SET EXERCISE:
Report the total number of lines that include the string "Mein", without any other text.
** BEGIN **
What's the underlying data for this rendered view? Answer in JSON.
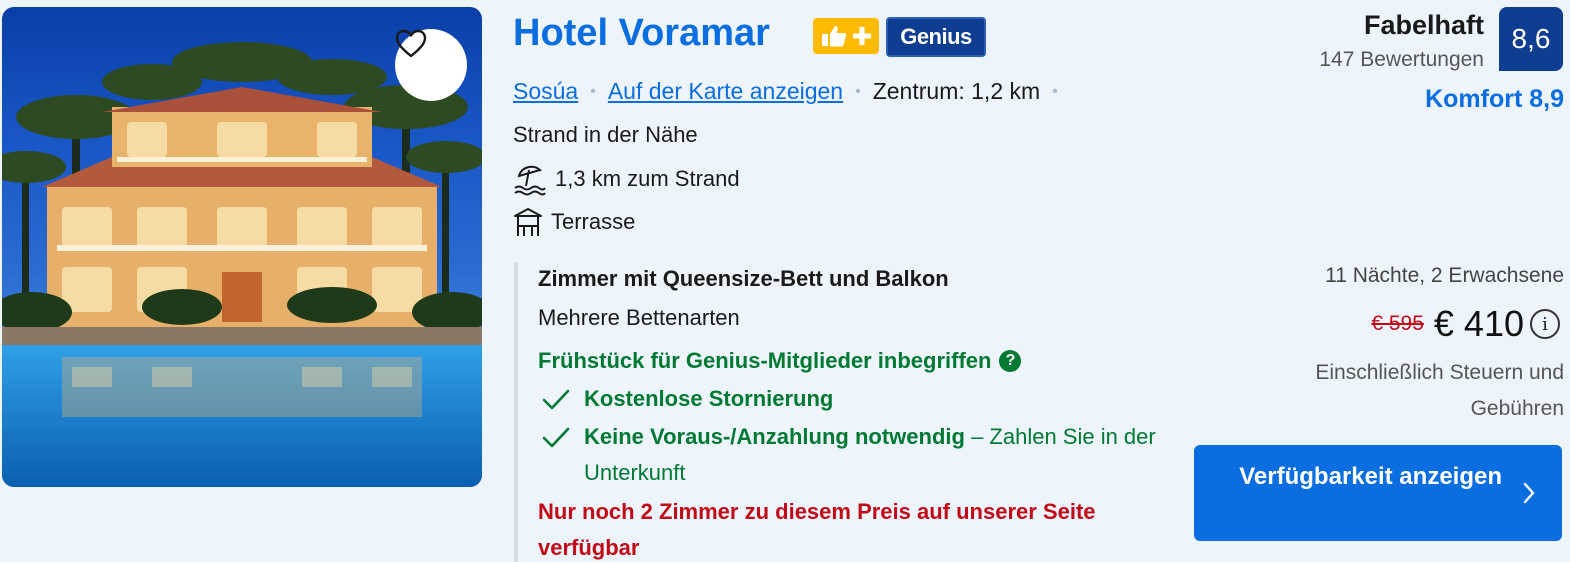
{
  "hotel": {
    "name": "Hotel Voramar",
    "genius_label": "Genius",
    "location_link": "Sosúa",
    "map_link": "Auf der Karte anzeigen",
    "distance_center": "Zentrum: 1,2 km",
    "beach_near": "Strand in der Nähe",
    "features": [
      {
        "icon": "beach-icon",
        "label": "1,3 km zum Strand"
      },
      {
        "icon": "terrace-icon",
        "label": "Terrasse"
      }
    ]
  },
  "rating": {
    "word": "Fabelhaft",
    "reviews": "147 Bewertungen",
    "score": "8,6",
    "comfort": "Komfort 8,9"
  },
  "room": {
    "title": "Zimmer mit Queensize-Bett und Balkon",
    "beds": "Mehrere Bettenarten",
    "breakfast": "Frühstück für Genius-Mitglieder inbegriffen",
    "free_cancel": "Kostenlose Stornierung",
    "no_prepay_bold": "Keine Voraus-/Anzahlung notwendig",
    "no_prepay_rest": "– Zahlen Sie in der Unterkunft",
    "scarcity": "Nur noch 2 Zimmer zu diesem Preis auf unserer Seite verfügbar"
  },
  "price": {
    "stay": "11 Nächte, 2 Erwachsene",
    "old": "€ 595",
    "new": "€ 410",
    "taxes": "Einschließlich Steuern und Gebühren"
  },
  "cta": {
    "label": "Verfügbarkeit anzeigen"
  },
  "colors": {
    "brand_blue": "#0a6de0",
    "dark_blue": "#0f3d91",
    "green": "#007a33",
    "red": "#c00a17",
    "yellow": "#febb02"
  }
}
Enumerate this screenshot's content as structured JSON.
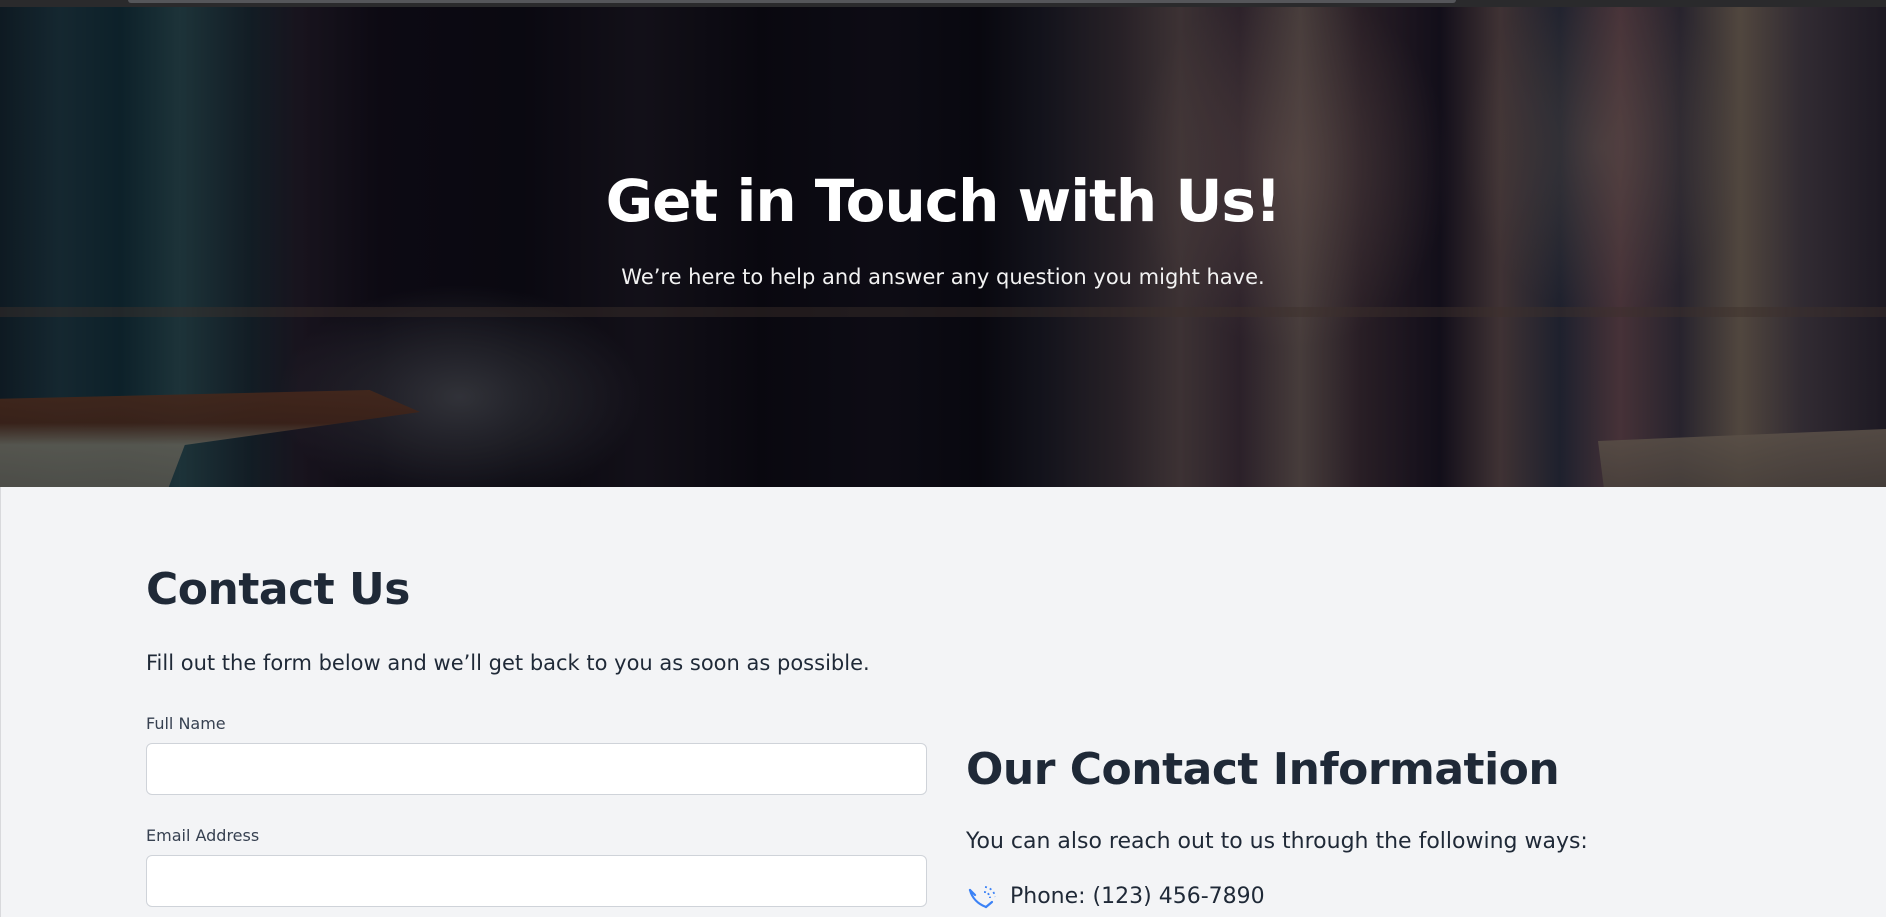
{
  "hero": {
    "title": "Get in Touch with Us!",
    "subtitle": "We’re here to help and answer any question you might have."
  },
  "contact": {
    "title": "Contact Us",
    "description": "Fill out the form below and we’ll get back to you as soon as possible.",
    "fields": [
      {
        "label": "Full Name",
        "value": "",
        "placeholder": ""
      },
      {
        "label": "Email Address",
        "value": "",
        "placeholder": ""
      }
    ]
  },
  "info": {
    "title": "Our Contact Information",
    "description": "You can also reach out to us through the following ways:",
    "items": [
      {
        "icon": "phone-icon",
        "text": "Phone: (123) 456-7890"
      }
    ]
  },
  "colors": {
    "heading": "#1f2937",
    "background": "#f3f4f6",
    "icon_accent": "#3b82f6"
  }
}
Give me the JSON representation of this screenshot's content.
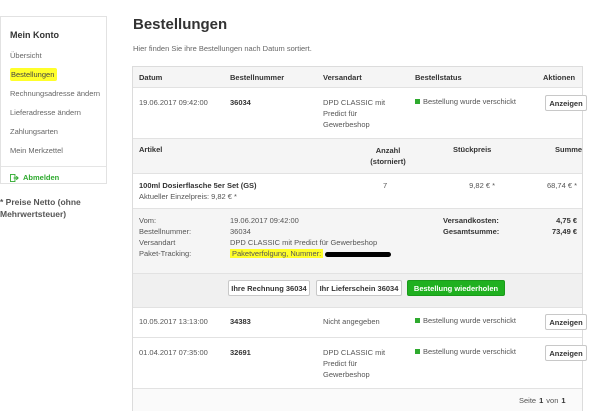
{
  "sidebar": {
    "title": "Mein Konto",
    "items": [
      {
        "label": "Übersicht",
        "active": false
      },
      {
        "label": "Bestellungen",
        "active": true
      },
      {
        "label": "Rechnungsadresse ändern",
        "active": false
      },
      {
        "label": "Lieferadresse ändern",
        "active": false
      },
      {
        "label": "Zahlungsarten",
        "active": false
      },
      {
        "label": "Mein Merkzettel",
        "active": false
      }
    ],
    "logout_label": "Abmelden",
    "note": "* Preise Netto (ohne Mehrwertsteuer)"
  },
  "page": {
    "title": "Bestellungen",
    "subtitle": "Hier finden Sie ihre Bestellungen nach Datum sortiert."
  },
  "orders_table": {
    "headers": {
      "date": "Datum",
      "order_no": "Bestellnummer",
      "shipping": "Versandart",
      "status": "Bestellstatus",
      "actions": "Aktionen"
    },
    "show_label": "Anzeigen",
    "orders": [
      {
        "date": "19.06.2017 09:42:00",
        "order_no": "36034",
        "shipping": "DPD CLASSIC mit Predict für Gewerbeshop",
        "status": "Bestellung wurde verschickt"
      },
      {
        "date": "10.05.2017 13:13:00",
        "order_no": "34383",
        "shipping": "Nicht angegeben",
        "status": "Bestellung wurde verschickt"
      },
      {
        "date": "01.04.2017 07:35:00",
        "order_no": "32691",
        "shipping": "DPD CLASSIC mit Predict für Gewerbeshop",
        "status": "Bestellung wurde verschickt"
      }
    ]
  },
  "details": {
    "headers": {
      "article": "Artikel",
      "quantity": "Anzahl (storniert)",
      "unit_price": "Stückpreis",
      "sum": "Summe"
    },
    "item": {
      "name": "100ml Dosierflasche 5er Set (GS)",
      "current_price": "Aktueller Einzelpreis: 9,82 € *",
      "quantity": "7",
      "unit_price": "9,82 € *",
      "sum": "68,74 € *"
    },
    "info": {
      "from_label": "Vom:",
      "from_value": "19.06.2017 09:42:00",
      "order_no_label": "Bestellnummer:",
      "order_no_value": "36034",
      "shipping_label": "Versandart",
      "shipping_value": "DPD CLASSIC mit Predict für Gewerbeshop",
      "tracking_label": "Paket-Tracking:",
      "tracking_value": "Paketverfolgung, Nummer:",
      "shipping_cost_label": "Versandkosten:",
      "shipping_cost_value": "4,75 €",
      "total_label": "Gesamtsumme:",
      "total_value": "73,49 €"
    },
    "buttons": {
      "invoice": "Ihre Rechnung 36034",
      "delivery_note": "Ihr Lieferschein 36034",
      "reorder": "Bestellung wiederholen"
    }
  },
  "pagination": {
    "label": "Seite",
    "current": "1",
    "of_label": "von",
    "total": "1"
  },
  "colors": {
    "accent_green": "#1fb01f",
    "highlight_yellow": "#ffff2a"
  }
}
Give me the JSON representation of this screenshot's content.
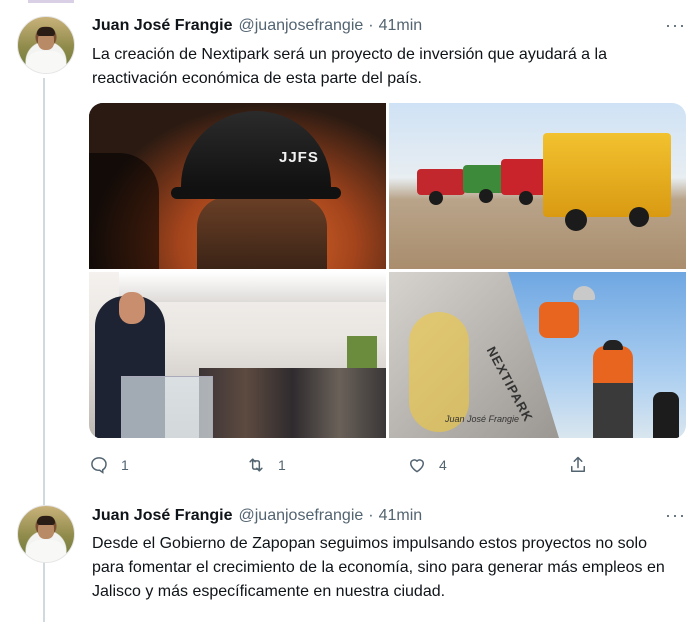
{
  "tweets": [
    {
      "name": "Juan José Frangie",
      "handle": "@juanjosefrangie",
      "separator": "·",
      "time": "41min",
      "more": "···",
      "text": "La creación de Nextipark será un proyecto de inversión que ayudará a la reactivación económica de esta parte del país.",
      "media": {
        "helmet_label": "JJFS",
        "plaque_label": "NEXTIPARK",
        "plaque_caption": "Juan José Frangie"
      },
      "actions": {
        "reply_count": "1",
        "retweet_count": "1",
        "like_count": "4",
        "share_count": ""
      }
    },
    {
      "name": "Juan José Frangie",
      "handle": "@juanjosefrangie",
      "separator": "·",
      "time": "41min",
      "more": "···",
      "text": "Desde el Gobierno de Zapopan seguimos impulsando estos proyectos no solo para fomentar el crecimiento de la economía, sino para generar más empleos en Jalisco y más específicamente en nuestra ciudad."
    }
  ],
  "colors": {
    "text_primary": "#0f1419",
    "text_secondary": "#536471",
    "thread_line": "#cfd9de"
  }
}
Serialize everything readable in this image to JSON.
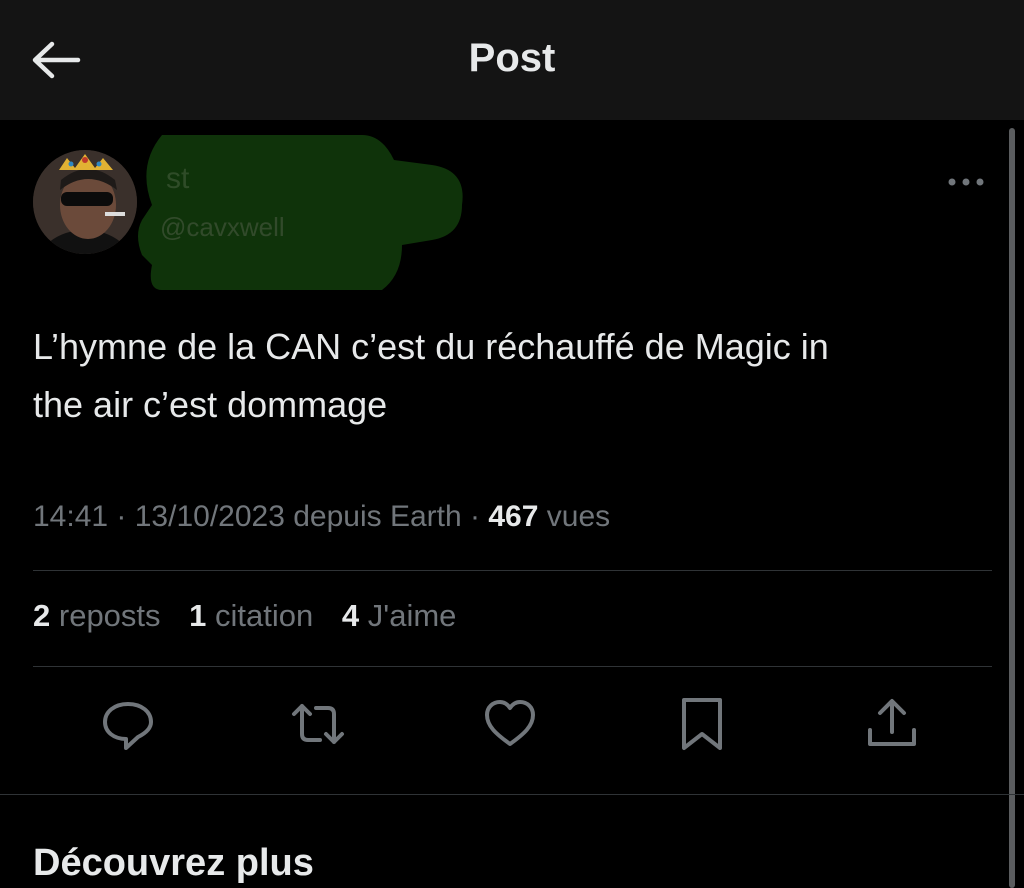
** END **
FINISHED TASK:
2